** start MATERIAL SHOWN **

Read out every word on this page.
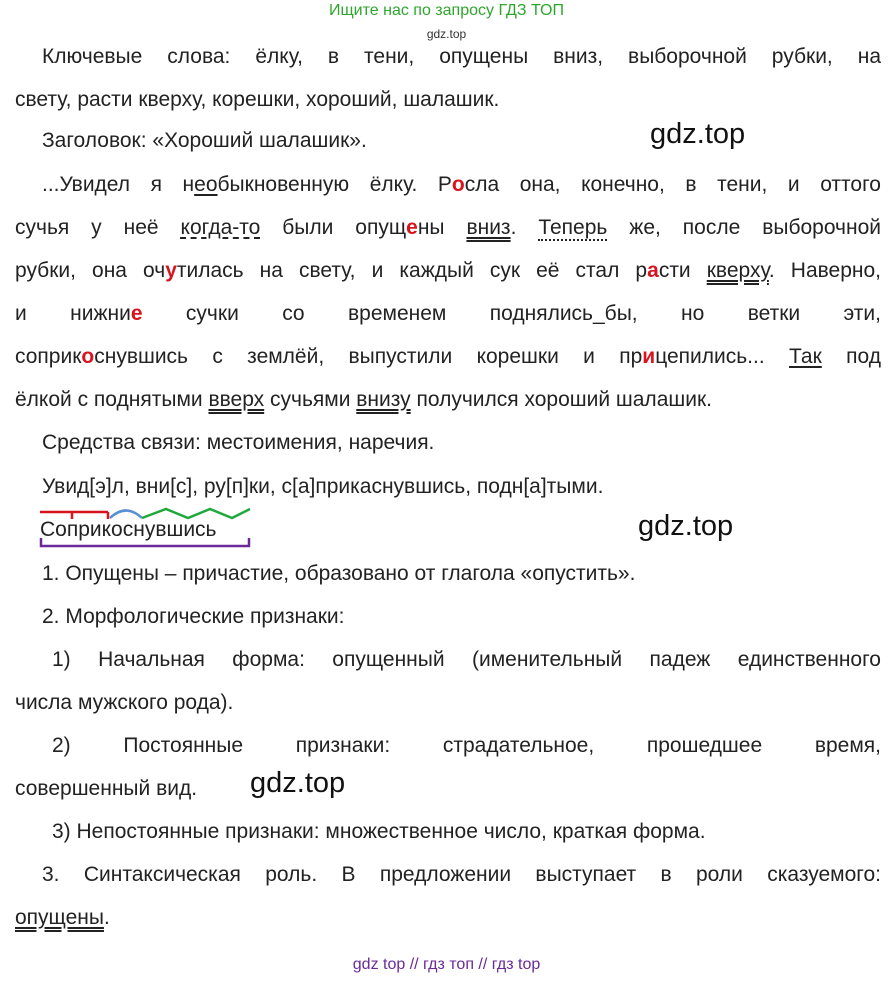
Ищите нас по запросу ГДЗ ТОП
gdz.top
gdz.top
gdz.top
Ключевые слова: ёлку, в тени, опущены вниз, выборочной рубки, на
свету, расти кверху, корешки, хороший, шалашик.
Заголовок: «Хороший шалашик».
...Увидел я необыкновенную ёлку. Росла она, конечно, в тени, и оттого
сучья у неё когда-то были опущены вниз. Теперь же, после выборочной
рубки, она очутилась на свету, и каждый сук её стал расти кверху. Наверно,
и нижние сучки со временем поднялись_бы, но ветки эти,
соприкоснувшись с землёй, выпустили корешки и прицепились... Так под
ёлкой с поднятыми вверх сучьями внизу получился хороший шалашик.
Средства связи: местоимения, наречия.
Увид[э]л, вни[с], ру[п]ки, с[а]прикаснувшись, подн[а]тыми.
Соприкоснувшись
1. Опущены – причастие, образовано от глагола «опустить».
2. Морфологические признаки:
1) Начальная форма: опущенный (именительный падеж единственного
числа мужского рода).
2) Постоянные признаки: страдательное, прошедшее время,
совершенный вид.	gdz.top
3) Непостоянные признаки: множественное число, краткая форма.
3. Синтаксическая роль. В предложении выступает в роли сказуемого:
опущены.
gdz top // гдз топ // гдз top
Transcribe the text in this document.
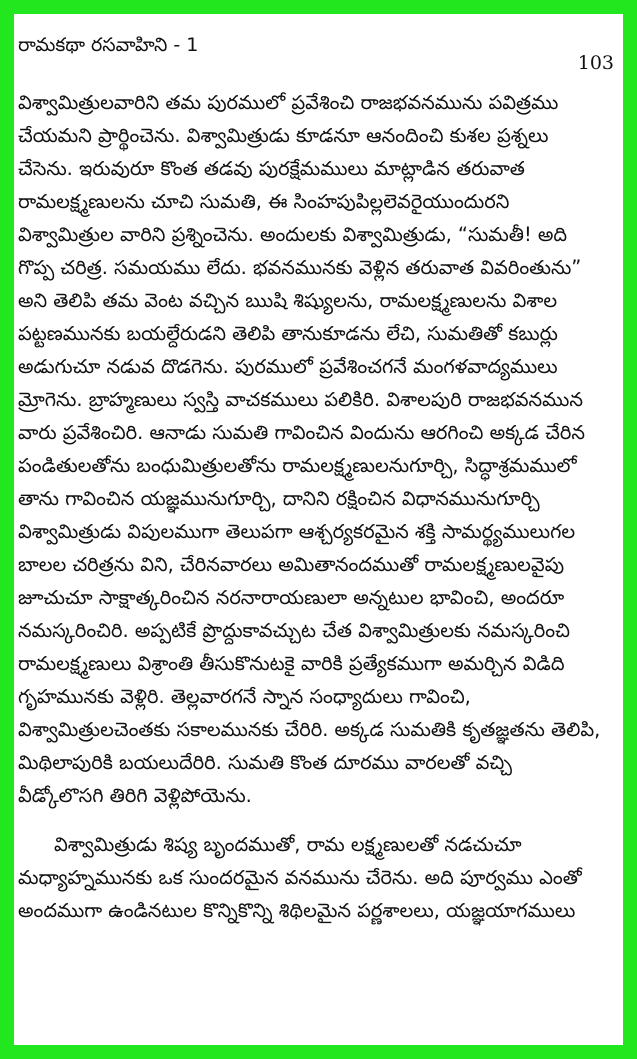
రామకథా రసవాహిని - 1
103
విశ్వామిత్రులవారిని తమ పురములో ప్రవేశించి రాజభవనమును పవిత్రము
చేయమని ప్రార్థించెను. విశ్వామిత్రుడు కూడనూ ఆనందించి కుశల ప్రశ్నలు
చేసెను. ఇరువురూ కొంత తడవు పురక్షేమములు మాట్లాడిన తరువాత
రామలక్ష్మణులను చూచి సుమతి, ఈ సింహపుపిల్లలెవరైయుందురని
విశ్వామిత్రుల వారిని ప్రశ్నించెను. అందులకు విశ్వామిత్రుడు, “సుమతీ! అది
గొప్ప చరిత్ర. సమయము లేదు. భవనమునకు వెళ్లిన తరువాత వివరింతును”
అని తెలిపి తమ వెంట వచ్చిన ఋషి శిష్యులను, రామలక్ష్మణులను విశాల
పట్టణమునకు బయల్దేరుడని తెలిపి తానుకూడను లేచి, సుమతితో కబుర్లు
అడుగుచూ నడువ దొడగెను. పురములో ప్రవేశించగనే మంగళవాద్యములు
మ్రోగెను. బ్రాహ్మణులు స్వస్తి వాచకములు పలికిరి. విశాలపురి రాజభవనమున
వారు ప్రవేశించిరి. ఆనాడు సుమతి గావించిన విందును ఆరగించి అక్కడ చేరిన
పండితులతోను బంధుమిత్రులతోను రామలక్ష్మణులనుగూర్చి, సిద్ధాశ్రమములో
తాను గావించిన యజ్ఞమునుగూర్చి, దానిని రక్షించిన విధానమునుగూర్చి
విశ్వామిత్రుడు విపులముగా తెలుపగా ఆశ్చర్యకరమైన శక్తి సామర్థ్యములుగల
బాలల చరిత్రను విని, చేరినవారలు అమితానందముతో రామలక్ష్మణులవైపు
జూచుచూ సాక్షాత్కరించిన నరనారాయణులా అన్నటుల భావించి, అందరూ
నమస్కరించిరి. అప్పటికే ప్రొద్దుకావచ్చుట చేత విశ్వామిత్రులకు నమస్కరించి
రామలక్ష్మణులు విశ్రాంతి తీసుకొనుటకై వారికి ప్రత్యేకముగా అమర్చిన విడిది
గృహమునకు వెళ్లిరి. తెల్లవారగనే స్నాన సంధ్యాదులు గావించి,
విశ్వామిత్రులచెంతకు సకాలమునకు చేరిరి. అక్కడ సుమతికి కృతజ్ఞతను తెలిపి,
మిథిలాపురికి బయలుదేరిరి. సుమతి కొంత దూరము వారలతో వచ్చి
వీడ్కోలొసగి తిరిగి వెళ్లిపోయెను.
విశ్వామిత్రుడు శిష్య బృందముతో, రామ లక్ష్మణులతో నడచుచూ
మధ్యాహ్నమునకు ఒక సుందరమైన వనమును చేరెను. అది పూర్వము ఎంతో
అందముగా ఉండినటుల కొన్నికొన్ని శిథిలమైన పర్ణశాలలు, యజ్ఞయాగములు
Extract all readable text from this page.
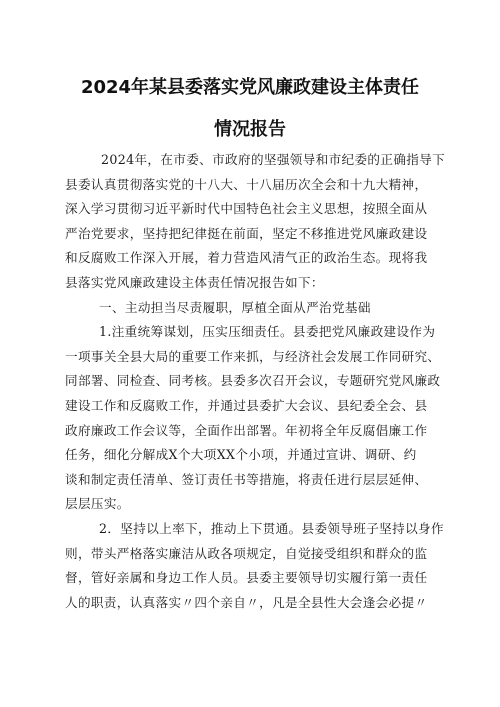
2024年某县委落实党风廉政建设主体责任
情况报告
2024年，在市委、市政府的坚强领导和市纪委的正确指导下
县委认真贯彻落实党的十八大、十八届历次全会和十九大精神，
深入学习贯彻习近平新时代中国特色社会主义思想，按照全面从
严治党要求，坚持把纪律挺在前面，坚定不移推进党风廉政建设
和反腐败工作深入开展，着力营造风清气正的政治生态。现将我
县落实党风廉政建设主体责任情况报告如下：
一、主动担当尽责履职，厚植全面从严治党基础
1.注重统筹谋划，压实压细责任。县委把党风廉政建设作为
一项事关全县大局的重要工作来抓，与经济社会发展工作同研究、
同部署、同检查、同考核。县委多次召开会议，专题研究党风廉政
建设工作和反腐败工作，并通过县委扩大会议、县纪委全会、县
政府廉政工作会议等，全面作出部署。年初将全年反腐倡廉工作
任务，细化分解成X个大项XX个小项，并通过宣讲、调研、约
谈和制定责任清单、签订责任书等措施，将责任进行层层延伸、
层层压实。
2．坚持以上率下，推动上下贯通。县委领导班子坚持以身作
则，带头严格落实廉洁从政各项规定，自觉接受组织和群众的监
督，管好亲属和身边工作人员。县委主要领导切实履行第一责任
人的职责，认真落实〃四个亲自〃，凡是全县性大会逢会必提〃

** end MATERIAL SHOWN **

EXERCISE REQUIREMENTS:
Copy all the lines of data exactly as they appear, dropping any images.

SOLUTION BELOW:
Read out every word on this page.
Ищите нас по запросу ГДЗ ТОП
gdz.top
gdz.top
gdz.top
Ключевые слова: ёлку, в тени, опущены вниз, выборочной рубки, на
свету, расти кверху, корешки, хороший, шалашик.
Заголовок: «Хороший шалашик».
...Увидел я необыкновенную ёлку. Росла она, конечно, в тени, и оттого
сучья у неё когда-то были опущены вниз. Теперь же, после выборочной
рубки, она очутилась на свету, и каждый сук её стал расти кверху. Наверно,
и нижние сучки со временем поднялись_бы, но ветки эти,
соприкоснувшись с землёй, выпустили корешки и прицепились... Так под
ёлкой с поднятыми вверх сучьями внизу получился хороший шалашик.
Средства связи: местоимения, наречия.
Увид[э]л, вни[с], ру[п]ки, с[а]прикаснувшись, подн[а]тыми.
Соприкоснувшись
1. Опущены – причастие, образовано от глагола «опустить».
2. Морфологические признаки:
1) Начальная форма: опущенный (именительный падеж единственного
числа мужского рода).
2) Постоянные признаки: страдательное, прошедшее время,
совершенный вид.	gdz.top
3) Непостоянные признаки: множественное число, краткая форма.
3. Синтаксическая роль. В предложении выступает в роли сказуемого:
опущены.
gdz top // гдз топ // гдз top
Transcribe the text in this document.
రామకథా రసవాహిని - 1
103
విశ్వామిత్రులవారిని తమ పురములో ప్రవేశించి రాజభవనమును పవిత్రము
చేయమని ప్రార్థించెను. విశ్వామిత్రుడు కూడనూ ఆనందించి కుశల ప్రశ్నలు
చేసెను. ఇరువురూ కొంత తడవు పురక్షేమములు మాట్లాడిన తరువాత
రామలక్ష్మణులను చూచి సుమతి, ఈ సింహపుపిల్లలెవరైయుందురని
విశ్వామిత్రుల వారిని ప్రశ్నించెను. అందులకు విశ్వామిత్రుడు, “సుమతీ! అది
గొప్ప చరిత్ర. సమయము లేదు. భవనమునకు వెళ్లిన తరువాత వివరింతును”
అని తెలిపి తమ వెంట వచ్చిన ఋషి శిష్యులను, రామలక్ష్మణులను విశాల
పట్టణమునకు బయల్దేరుడని తెలిపి తానుకూడను లేచి, సుమతితో కబుర్లు
అడుగుచూ నడువ దొడగెను. పురములో ప్రవేశించగనే మంగళవాద్యములు
మ్రోగెను. బ్రాహ్మణులు స్వస్తి వాచకములు పలికిరి. విశాలపురి రాజభవనమున
వారు ప్రవేశించిరి. ఆనాడు సుమతి గావించిన విందును ఆరగించి అక్కడ చేరిన
పండితులతోను బంధుమిత్రులతోను రామలక్ష్మణులనుగూర్చి, సిద్ధాశ్రమములో
తాను గావించిన యజ్ఞమునుగూర్చి, దానిని రక్షించిన విధానమునుగూర్చి
విశ్వామిత్రుడు విపులముగా తెలుపగా ఆశ్చర్యకరమైన శక్తి సామర్థ్యములుగల
బాలల చరిత్రను విని, చేరినవారలు అమితానందముతో రామలక్ష్మణులవైపు
జూచుచూ సాక్షాత్కరించిన నరనారాయణులా అన్నటుల భావించి, అందరూ
నమస్కరించిరి. అప్పటికే ప్రొద్దుకావచ్చుట చేత విశ్వామిత్రులకు నమస్కరించి
రామలక్ష్మణులు విశ్రాంతి తీసుకొనుటకై వారికి ప్రత్యేకముగా అమర్చిన విడిది
గృహమునకు వెళ్లిరి. తెల్లవారగనే స్నాన సంధ్యాదులు గావించి,
విశ్వామిత్రులచెంతకు సకాలమునకు చేరిరి. అక్కడ సుమతికి కృతజ్ఞతను తెలిపి,
మిథిలాపురికి బయలుదేరిరి. సుమతి కొంత దూరము వారలతో వచ్చి
వీడ్కోలొసగి తిరిగి వెళ్లిపోయెను.
విశ్వామిత్రుడు శిష్య బృందముతో, రామ లక్ష్మణులతో నడచుచూ
మధ్యాహ్నమునకు ఒక సుందరమైన వనమును చేరెను. అది పూర్వము ఎంతో
అందముగా ఉండినటుల కొన్నికొన్ని శిథిలమైన పర్ణశాలలు, యజ్ఞయాగములు
Extract all readable text from this page.
2024年某县委落实党风廉政建设主体责任
情况报告
2024年，在市委、市政府的坚强领导和市纪委的正确指导下
县委认真贯彻落实党的十八大、十八届历次全会和十九大精神，
深入学习贯彻习近平新时代中国特色社会主义思想，按照全面从
严治党要求，坚持把纪律挺在前面，坚定不移推进党风廉政建设
和反腐败工作深入开展，着力营造风清气正的政治生态。现将我
县落实党风廉政建设主体责任情况报告如下：
一、主动担当尽责履职，厚植全面从严治党基础
1.注重统筹谋划，压实压细责任。县委把党风廉政建设作为
一项事关全县大局的重要工作来抓，与经济社会发展工作同研究、
同部署、同检查、同考核。县委多次召开会议，专题研究党风廉政
建设工作和反腐败工作，并通过县委扩大会议、县纪委全会、县
政府廉政工作会议等，全面作出部署。年初将全年反腐倡廉工作
任务，细化分解成X个大项XX个小项，并通过宣讲、调研、约
谈和制定责任清单、签订责任书等措施，将责任进行层层延伸、
层层压实。
2．坚持以上率下，推动上下贯通。县委领导班子坚持以身作
则，带头严格落实廉洁从政各项规定，自觉接受组织和群众的监
督，管好亲属和身边工作人员。县委主要领导切实履行第一责任
人的职责，认真落实〃四个亲自〃，凡是全县性大会逢会必提〃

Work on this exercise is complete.